Rewrite the records below with every "interactable" swapped for "clickable", keeping everything else the same.

## GIVEN INFORMATION
* START *
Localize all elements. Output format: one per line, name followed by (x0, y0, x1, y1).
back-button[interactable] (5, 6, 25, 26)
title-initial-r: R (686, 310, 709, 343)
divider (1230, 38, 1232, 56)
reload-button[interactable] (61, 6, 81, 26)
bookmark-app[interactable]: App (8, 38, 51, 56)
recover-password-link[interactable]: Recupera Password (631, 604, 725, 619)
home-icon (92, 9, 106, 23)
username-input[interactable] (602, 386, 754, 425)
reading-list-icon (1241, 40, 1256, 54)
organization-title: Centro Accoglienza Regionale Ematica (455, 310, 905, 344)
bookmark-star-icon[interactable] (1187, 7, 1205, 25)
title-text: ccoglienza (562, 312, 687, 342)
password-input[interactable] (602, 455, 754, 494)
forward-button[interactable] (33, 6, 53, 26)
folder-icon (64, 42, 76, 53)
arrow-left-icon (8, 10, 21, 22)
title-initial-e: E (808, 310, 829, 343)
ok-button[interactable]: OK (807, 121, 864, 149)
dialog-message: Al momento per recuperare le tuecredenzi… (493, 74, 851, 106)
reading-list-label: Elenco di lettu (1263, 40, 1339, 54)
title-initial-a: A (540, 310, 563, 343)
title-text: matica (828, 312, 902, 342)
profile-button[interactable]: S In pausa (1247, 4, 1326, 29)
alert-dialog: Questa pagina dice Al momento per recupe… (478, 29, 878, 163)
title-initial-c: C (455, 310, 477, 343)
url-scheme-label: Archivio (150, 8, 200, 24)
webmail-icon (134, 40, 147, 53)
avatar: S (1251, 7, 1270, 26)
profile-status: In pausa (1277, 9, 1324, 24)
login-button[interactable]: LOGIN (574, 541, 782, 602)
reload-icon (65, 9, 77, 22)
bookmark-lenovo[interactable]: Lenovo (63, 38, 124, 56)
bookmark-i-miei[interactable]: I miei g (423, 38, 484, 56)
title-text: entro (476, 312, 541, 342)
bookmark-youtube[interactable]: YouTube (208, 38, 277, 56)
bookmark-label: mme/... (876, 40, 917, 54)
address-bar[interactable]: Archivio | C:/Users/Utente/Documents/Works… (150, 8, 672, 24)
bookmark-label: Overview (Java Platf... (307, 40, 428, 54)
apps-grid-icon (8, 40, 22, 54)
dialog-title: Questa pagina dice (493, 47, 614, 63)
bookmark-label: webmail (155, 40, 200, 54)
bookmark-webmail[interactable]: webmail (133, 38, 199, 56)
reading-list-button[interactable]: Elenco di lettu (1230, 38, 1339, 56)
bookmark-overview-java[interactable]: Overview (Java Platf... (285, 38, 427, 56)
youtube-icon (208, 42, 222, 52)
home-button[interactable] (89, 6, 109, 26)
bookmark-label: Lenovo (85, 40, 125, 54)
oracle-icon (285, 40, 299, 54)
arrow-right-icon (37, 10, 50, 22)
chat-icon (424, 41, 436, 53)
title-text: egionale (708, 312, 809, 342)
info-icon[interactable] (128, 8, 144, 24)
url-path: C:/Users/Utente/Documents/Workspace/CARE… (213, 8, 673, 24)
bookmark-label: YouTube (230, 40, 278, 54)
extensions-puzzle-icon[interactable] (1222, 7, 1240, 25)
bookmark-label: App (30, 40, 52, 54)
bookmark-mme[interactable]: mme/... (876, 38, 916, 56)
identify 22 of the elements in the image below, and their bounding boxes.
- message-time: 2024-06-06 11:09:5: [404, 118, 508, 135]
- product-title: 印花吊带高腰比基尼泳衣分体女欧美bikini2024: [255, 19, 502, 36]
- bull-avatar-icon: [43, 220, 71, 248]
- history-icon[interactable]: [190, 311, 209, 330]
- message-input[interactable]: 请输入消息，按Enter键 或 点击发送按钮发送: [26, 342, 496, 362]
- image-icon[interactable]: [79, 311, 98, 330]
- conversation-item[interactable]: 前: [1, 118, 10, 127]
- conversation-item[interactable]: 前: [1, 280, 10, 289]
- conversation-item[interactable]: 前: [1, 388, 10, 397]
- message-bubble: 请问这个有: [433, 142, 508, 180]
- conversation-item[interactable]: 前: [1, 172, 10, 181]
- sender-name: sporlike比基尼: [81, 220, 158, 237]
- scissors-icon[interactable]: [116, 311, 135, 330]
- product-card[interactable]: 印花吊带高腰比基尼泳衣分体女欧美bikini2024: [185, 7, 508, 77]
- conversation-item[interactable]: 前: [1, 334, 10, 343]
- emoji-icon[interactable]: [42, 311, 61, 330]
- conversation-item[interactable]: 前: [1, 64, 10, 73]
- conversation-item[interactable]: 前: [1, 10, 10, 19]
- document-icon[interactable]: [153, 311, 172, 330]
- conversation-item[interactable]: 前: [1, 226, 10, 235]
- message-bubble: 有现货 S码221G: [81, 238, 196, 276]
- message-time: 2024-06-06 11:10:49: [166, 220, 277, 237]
* END *
## OUTPUT
Localize all elements. Output format: one per line, name followed by (x0, y0, x1, y1).
back-button[clickable] (5, 6, 25, 26)
title-initial-r: R (686, 310, 709, 343)
divider (1230, 38, 1232, 56)
reload-button[clickable] (61, 6, 81, 26)
bookmark-app[clickable]: App (8, 38, 51, 56)
recover-password-link[clickable]: Recupera Password (631, 604, 725, 619)
home-icon (92, 9, 106, 23)
username-input[clickable] (602, 386, 754, 425)
reading-list-icon (1241, 40, 1256, 54)
organization-title: Centro Accoglienza Regionale Ematica (455, 310, 905, 344)
bookmark-star-icon[clickable] (1187, 7, 1205, 25)
title-text: ccoglienza (562, 312, 687, 342)
password-input[clickable] (602, 455, 754, 494)
forward-button[clickable] (33, 6, 53, 26)
folder-icon (64, 42, 76, 53)
arrow-left-icon (8, 10, 21, 22)
title-initial-e: E (808, 310, 829, 343)
ok-button[clickable]: OK (807, 121, 864, 149)
dialog-message: Al momento per recuperare le tuecredenzi… (493, 74, 851, 106)
reading-list-label: Elenco di lettu (1263, 40, 1339, 54)
title-initial-a: A (540, 310, 563, 343)
title-text: matica (828, 312, 902, 342)
profile-button[clickable]: S In pausa (1247, 4, 1326, 29)
alert-dialog: Questa pagina dice Al momento per recupe… (478, 29, 878, 163)
title-initial-c: C (455, 310, 477, 343)
url-scheme-label: Archivio (150, 8, 200, 24)
webmail-icon (134, 40, 147, 53)
avatar: S (1251, 7, 1270, 26)
profile-status: In pausa (1277, 9, 1324, 24)
login-button[clickable]: LOGIN (574, 541, 782, 602)
reload-icon (65, 9, 77, 22)
bookmark-lenovo[clickable]: Lenovo (63, 38, 124, 56)
bookmark-i-miei[clickable]: I miei g (423, 38, 484, 56)
title-text: entro (476, 312, 541, 342)
bookmark-youtube[clickable]: YouTube (208, 38, 277, 56)
bookmark-label: mme/... (876, 40, 917, 54)
address-bar[clickable]: Archivio | C:/Users/Utente/Documents/Works… (150, 8, 672, 24)
bookmark-label: Overview (Java Platf... (307, 40, 428, 54)
apps-grid-icon (8, 40, 22, 54)
dialog-title: Questa pagina dice (493, 47, 614, 63)
bookmark-label: webmail (155, 40, 200, 54)
bookmark-webmail[clickable]: webmail (133, 38, 199, 56)
reading-list-button[clickable]: Elenco di lettu (1230, 38, 1339, 56)
bookmark-overview-java[clickable]: Overview (Java Platf... (285, 38, 427, 56)
youtube-icon (208, 42, 222, 52)
home-button[clickable] (89, 6, 109, 26)
bookmark-label: Lenovo (85, 40, 125, 54)
oracle-icon (285, 40, 299, 54)
arrow-right-icon (37, 10, 50, 22)
chat-icon (424, 41, 436, 53)
title-text: egionale (708, 312, 809, 342)
info-icon[clickable] (128, 8, 144, 24)
url-path: C:/Users/Utente/Documents/Workspace/CARE… (213, 8, 673, 24)
bookmark-label: YouTube (230, 40, 278, 54)
extensions-puzzle-icon[clickable] (1222, 7, 1240, 25)
bookmark-label: App (30, 40, 52, 54)
bookmark-mme[clickable]: mme/... (876, 38, 916, 56)
identify 22 of the elements in the image below, and their bounding boxes.
- message-time: 2024-06-06 11:09:5: [404, 118, 508, 135]
- product-title: 印花吊带高腰比基尼泳衣分体女欧美bikini2024: [255, 19, 502, 36]
- bull-avatar-icon: [43, 220, 71, 248]
- history-icon[clickable]: [190, 311, 209, 330]
- message-input[clickable]: 请输入消息，按Enter键 或 点击发送按钮发送: [26, 342, 496, 362]
- image-icon[clickable]: [79, 311, 98, 330]
- conversation-item[clickable]: 前: [1, 118, 10, 127]
- conversation-item[clickable]: 前: [1, 280, 10, 289]
- conversation-item[clickable]: 前: [1, 388, 10, 397]
- message-bubble: 请问这个有: [433, 142, 508, 180]
- conversation-item[clickable]: 前: [1, 172, 10, 181]
- sender-name: sporlike比基尼: [81, 220, 158, 237]
- scissors-icon[clickable]: [116, 311, 135, 330]
- product-card[clickable]: 印花吊带高腰比基尼泳衣分体女欧美bikini2024: [185, 7, 508, 77]
- conversation-item[clickable]: 前: [1, 334, 10, 343]
- emoji-icon[clickable]: [42, 311, 61, 330]
- conversation-item[clickable]: 前: [1, 64, 10, 73]
- conversation-item[clickable]: 前: [1, 10, 10, 19]
- document-icon[clickable]: [153, 311, 172, 330]
- conversation-item[clickable]: 前: [1, 226, 10, 235]
- message-bubble: 有现货 S码221G: [81, 238, 196, 276]
- message-time: 2024-06-06 11:10:49: [166, 220, 277, 237]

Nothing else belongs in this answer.